## [Supplied data]
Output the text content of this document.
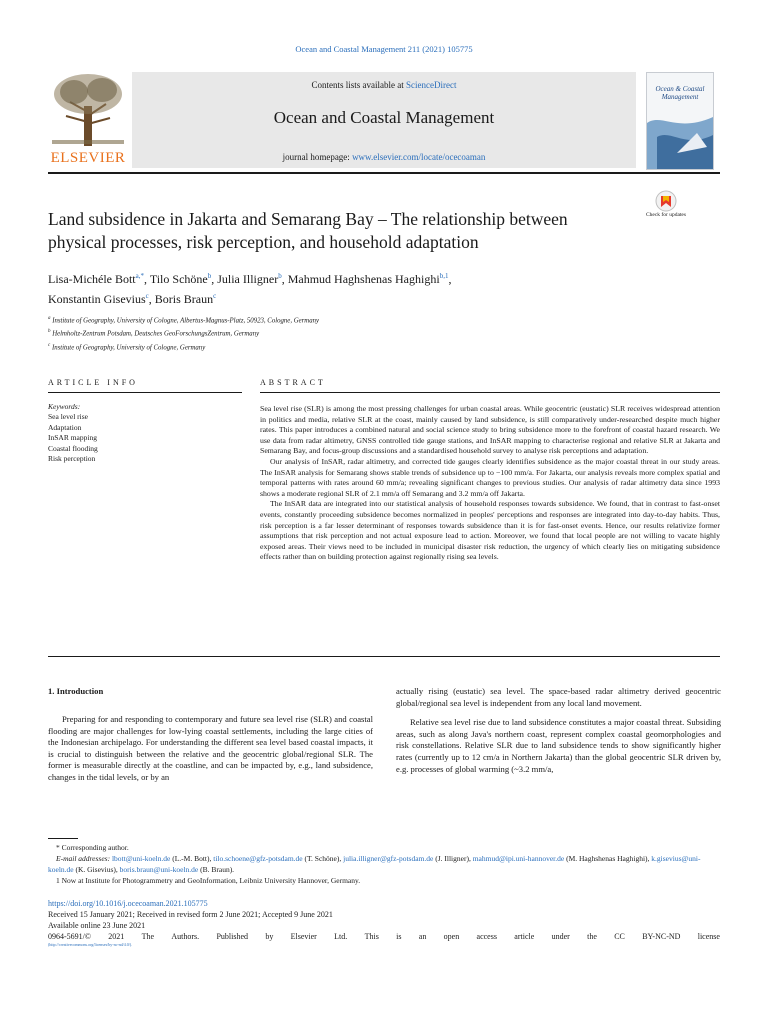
Ocean and Coastal Management 211 (2021) 105775
ELSEVIER
Contents lists available at ScienceDirect
Ocean and Coastal Management
journal homepage: www.elsevier.com/locate/ocecoaman
Ocean & Coastal Management
Land subsidence in Jakarta and Semarang Bay – The relationship between physical processes, risk perception, and household adaptation
Check for updates
Lisa-Michéle Bott$^{a,*}$, Tilo Schöne$^b$, Julia Illigner$^b$, Mahmud Haghshenas Haghighi$^{b,1}$,
Konstantin Gisevius$^c$, Boris Braun$^c$
$^a$ Institute of Geography, University of Cologne, Albertus-Magnus-Platz, 50923, Cologne, Germany
$^b$ Helmholtz-Zentrum Potsdam, Deutsches GeoForschungsZentrum, Germany
$^c$ Institute of Geography, University of Cologne, Germany
ARTICLE INFO	ABSTRACT
Keywords:
Sea level rise
Adaptation
InSAR mapping
Coastal flooding
Risk perception

Sea level rise (SLR) is among the most pressing challenges for urban coastal areas. While geocentric (eustatic) SLR receives widespread attention in politics and media, relative SLR at the coast, mainly caused by land subsidence, is still comparatively under-researched despite much higher rates. This paper introduces a combined natural and social science study to bring subsidence more to the forefront of coastal hazard research. We use data from radar altimetry, GNSS controlled tide gauge stations, and InSAR mapping to characterise regional and relative SLR at Jakarta and Semarang Bay, and focus-group discussions and a standardised household survey to analyse risk perceptions and adaptation.

Our analysis of InSAR, radar altimetry, and corrected tide gauges clearly identifies subsidence as the major coastal threat in our study areas. The InSAR analysis for Semarang shows stable trends of subsidence up to −100 mm/a. For Jakarta, our analysis reveals more complex spatial and temporal patterns with rates around 60 mm/a; revealing significant changes to previous studies. Our analysis of radar altimetry data since 1993 shows a moderate regional SLR of 2.1 mm/a off Semarang and 3.2 mm/a off Jakarta.

The InSAR data are integrated into our statistical analysis of household responses towards subsidence. We found, that in contrast to fast-onset events, constantly proceeding subsidence becomes normalized in peoples' perceptions and responses are integrated into day-to-day habits. Thus, risk perception is a far lesser determinant of responses towards subsidence than it is for fast-onset events. Hence, our results relativize former assumptions that risk perception and not actual exposure lead to action. Moreover, we found that local people are not willing to vacate highly exposed areas. Their views need to be included in municipal disaster risk reduction, the urgency of which clearly lies on mitigating subsidence effects rather than on building protection against regionally rising sea levels.

1. Introduction

Preparing for and responding to contemporary and future sea level rise (SLR) and coastal flooding are major challenges for low-lying coastal settlements, including the large cities of the Indonesian archipelago. For understanding the different sea level based coastal impacts, it is crucial to distinguish between the relative and the geocentric global/regional SLR. The former is measurable directly at the coastline, and can be impacted by, e.g., land subsidence, changes in the tidal levels, or by an

actually rising (eustatic) sea level. The space-based radar altimetry derived geocentric global/regional sea level is independent from any local land movement.

Relative sea level rise due to land subsidence constitutes a major coastal threat. Subsiding areas, such as along Java's northern coast, represent complex coastal geomorphologies and risk constellations. Relative SLR due to land subsidence tends to show significantly higher rates (currently up to 12 cm/a in Northern Jakarta) than the global geocentric SLR driven by, e.g. processes of global warming (~3.2 mm/a,

* Corresponding author.
E-mail addresses: lbott@uni-koeln.de (L.-M. Bott), tilo.schoene@gfz-potsdam.de (T. Schöne), julia.illigner@gfz-potsdam.de (J. Illigner), mahmud@ipi.uni-hannover.de (M. Haghshenas Haghighi), k.gisevius@uni-koeln.de (K. Gisevius), boris.braun@uni-koeln.de (B. Braun).
1 Now at Institute for Photogrammetry and GeoInformation, Leibniz University Hannover, Germany.
https://doi.org/10.1016/j.ocecoaman.2021.105775
Received 15 January 2021; Received in revised form 2 June 2021; Accepted 9 June 2021
Available online 23 June 2021
0964-5691/© 2021 The Authors. Published by Elsevier Ltd. This is an open access article under the CC BY-NC-ND license
(http://creativecommons.org/licenses/by-nc-nd/4.0/).
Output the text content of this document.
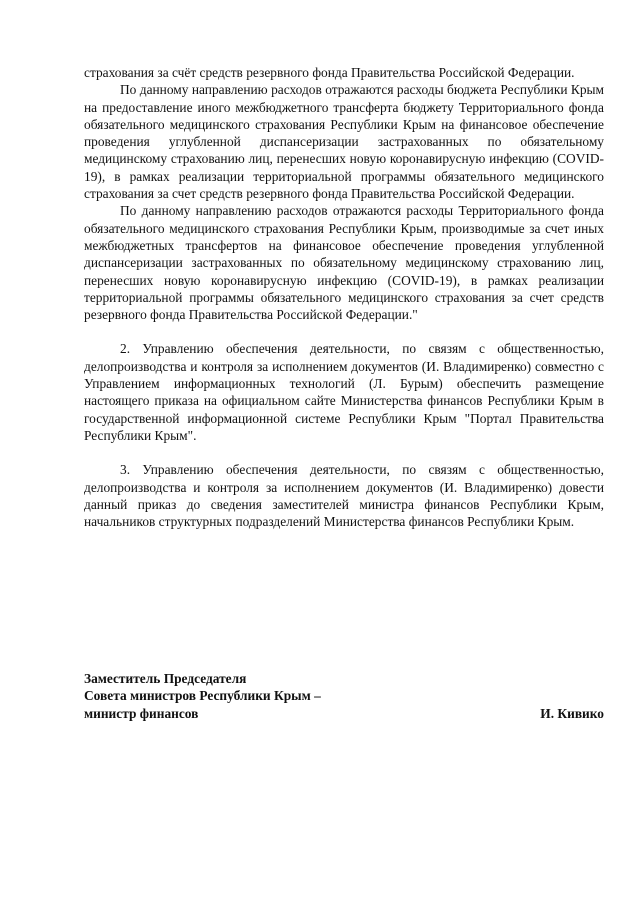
страхования за счёт средств резервного фонда Правительства Российской Федерации.

По данному направлению расходов отражаются расходы бюджета Республики Крым на предоставление иного межбюджетного трансферта бюджету Территориального фонда обязательного медицинского страхования Республики Крым на финансовое обеспечение проведения углубленной диспансеризации застрахованных по обязательному медицинскому страхованию лиц, перенесших новую коронавирусную инфекцию (COVID-19), в рамках реализации территориальной программы обязательного медицинского страхования за счет средств резервного фонда Правительства Российской Федерации.

По данному направлению расходов отражаются расходы Территориального фонда обязательного медицинского страхования Республики Крым, производимые за счет иных межбюджетных трансфертов на финансовое обеспечение проведения углубленной диспансеризации застрахованных по обязательному медицинскому страхованию лиц, перенесших новую коронавирусную инфекцию (COVID-19), в рамках реализации территориальной программы обязательного медицинского страхования за счет средств резервного фонда Правительства Российской Федерации."

2. Управлению обеспечения деятельности, по связям с общественностью, делопроизводства и контроля за исполнением документов (И. Владимиренко) совместно с Управлением информационных технологий (Л. Бурым) обеспечить размещение настоящего приказа на официальном сайте Министерства финансов Республики Крым в государственной информационной системе Республики Крым "Портал Правительства Республики Крым".

3. Управлению обеспечения деятельности, по связям с общественностью, делопроизводства и контроля за исполнением документов (И. Владимиренко) довести данный приказ до сведения заместителей министра финансов Республики Крым, начальников структурных подразделений Министерства финансов Республики Крым.

Заместитель Председателя
Совета министров Республики Крым –
министр финансов	И. Кивико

## [What is required]
Reproduce all of the material exactly, apart from the pictures.

## [Output below]
Output the text content of this document.
Ocean and Coastal Management 211 (2021) 105775
ELSEVIER
Contents lists available at ScienceDirect
Ocean and Coastal Management
journal homepage: www.elsevier.com/locate/ocecoaman
Ocean & Coastal Management
Land subsidence in Jakarta and Semarang Bay – The relationship between physical processes, risk perception, and household adaptation
Check for updates
Lisa-Michéle Bott$^{a,*}$, Tilo Schöne$^b$, Julia Illigner$^b$, Mahmud Haghshenas Haghighi$^{b,1}$,
Konstantin Gisevius$^c$, Boris Braun$^c$
$^a$ Institute of Geography, University of Cologne, Albertus-Magnus-Platz, 50923, Cologne, Germany
$^b$ Helmholtz-Zentrum Potsdam, Deutsches GeoForschungsZentrum, Germany
$^c$ Institute of Geography, University of Cologne, Germany
ARTICLE INFO	ABSTRACT
Keywords:
Sea level rise
Adaptation
InSAR mapping
Coastal flooding
Risk perception

Sea level rise (SLR) is among the most pressing challenges for urban coastal areas. While geocentric (eustatic) SLR receives widespread attention in politics and media, relative SLR at the coast, mainly caused by land subsidence, is still comparatively under-researched despite much higher rates. This paper introduces a combined natural and social science study to bring subsidence more to the forefront of coastal hazard research. We use data from radar altimetry, GNSS controlled tide gauge stations, and InSAR mapping to characterise regional and relative SLR at Jakarta and Semarang Bay, and focus-group discussions and a standardised household survey to analyse risk perceptions and adaptation.

Our analysis of InSAR, radar altimetry, and corrected tide gauges clearly identifies subsidence as the major coastal threat in our study areas. The InSAR analysis for Semarang shows stable trends of subsidence up to −100 mm/a. For Jakarta, our analysis reveals more complex spatial and temporal patterns with rates around 60 mm/a; revealing significant changes to previous studies. Our analysis of radar altimetry data since 1993 shows a moderate regional SLR of 2.1 mm/a off Semarang and 3.2 mm/a off Jakarta.

The InSAR data are integrated into our statistical analysis of household responses towards subsidence. We found, that in contrast to fast-onset events, constantly proceeding subsidence becomes normalized in peoples' perceptions and responses are integrated into day-to-day habits. Thus, risk perception is a far lesser determinant of responses towards subsidence than it is for fast-onset events. Hence, our results relativize former assumptions that risk perception and not actual exposure lead to action. Moreover, we found that local people are not willing to vacate highly exposed areas. Their views need to be included in municipal disaster risk reduction, the urgency of which clearly lies on mitigating subsidence effects rather than on building protection against regionally rising sea levels.

1. Introduction

Preparing for and responding to contemporary and future sea level rise (SLR) and coastal flooding are major challenges for low-lying coastal settlements, including the large cities of the Indonesian archipelago. For understanding the different sea level based coastal impacts, it is crucial to distinguish between the relative and the geocentric global/regional SLR. The former is measurable directly at the coastline, and can be impacted by, e.g., land subsidence, changes in the tidal levels, or by an

actually rising (eustatic) sea level. The space-based radar altimetry derived geocentric global/regional sea level is independent from any local land movement.

Relative sea level rise due to land subsidence constitutes a major coastal threat. Subsiding areas, such as along Java's northern coast, represent complex coastal geomorphologies and risk constellations. Relative SLR due to land subsidence tends to show significantly higher rates (currently up to 12 cm/a in Northern Jakarta) than the global geocentric SLR driven by, e.g. processes of global warming (~3.2 mm/a,

* Corresponding author.
E-mail addresses: lbott@uni-koeln.de (L.-M. Bott), tilo.schoene@gfz-potsdam.de (T. Schöne), julia.illigner@gfz-potsdam.de (J. Illigner), mahmud@ipi.uni-hannover.de (M. Haghshenas Haghighi), k.gisevius@uni-koeln.de (K. Gisevius), boris.braun@uni-koeln.de (B. Braun).
1 Now at Institute for Photogrammetry and GeoInformation, Leibniz University Hannover, Germany.
https://doi.org/10.1016/j.ocecoaman.2021.105775
Received 15 January 2021; Received in revised form 2 June 2021; Accepted 9 June 2021
Available online 23 June 2021
0964-5691/© 2021 The Authors. Published by Elsevier Ltd. This is an open access article under the CC BY-NC-ND license
(http://creativecommons.org/licenses/by-nc-nd/4.0/).
Output the text content of this document.
страхования за счёт средств резервного фонда Правительства Российской Федерации.

По данному направлению расходов отражаются расходы бюджета Республики Крым на предоставление иного межбюджетного трансферта бюджету Территориального фонда обязательного медицинского страхования Республики Крым на финансовое обеспечение проведения углубленной диспансеризации застрахованных по обязательному медицинскому страхованию лиц, перенесших новую коронавирусную инфекцию (COVID-19), в рамках реализации территориальной программы обязательного медицинского страхования за счет средств резервного фонда Правительства Российской Федерации.

По данному направлению расходов отражаются расходы Территориального фонда обязательного медицинского страхования Республики Крым, производимые за счет иных межбюджетных трансфертов на финансовое обеспечение проведения углубленной диспансеризации застрахованных по обязательному медицинскому страхованию лиц, перенесших новую коронавирусную инфекцию (COVID-19), в рамках реализации территориальной программы обязательного медицинского страхования за счет средств резервного фонда Правительства Российской Федерации."

2. Управлению обеспечения деятельности, по связям с общественностью, делопроизводства и контроля за исполнением документов (И. Владимиренко) совместно с Управлением информационных технологий (Л. Бурым) обеспечить размещение настоящего приказа на официальном сайте Министерства финансов Республики Крым в государственной информационной системе Республики Крым "Портал Правительства Республики Крым".

3. Управлению обеспечения деятельности, по связям с общественностью, делопроизводства и контроля за исполнением документов (И. Владимиренко) довести данный приказ до сведения заместителей министра финансов Республики Крым, начальников структурных подразделений Министерства финансов Республики Крым.

Заместитель Председателя
Совета министров Республики Крым –
министр финансов	И. Кивико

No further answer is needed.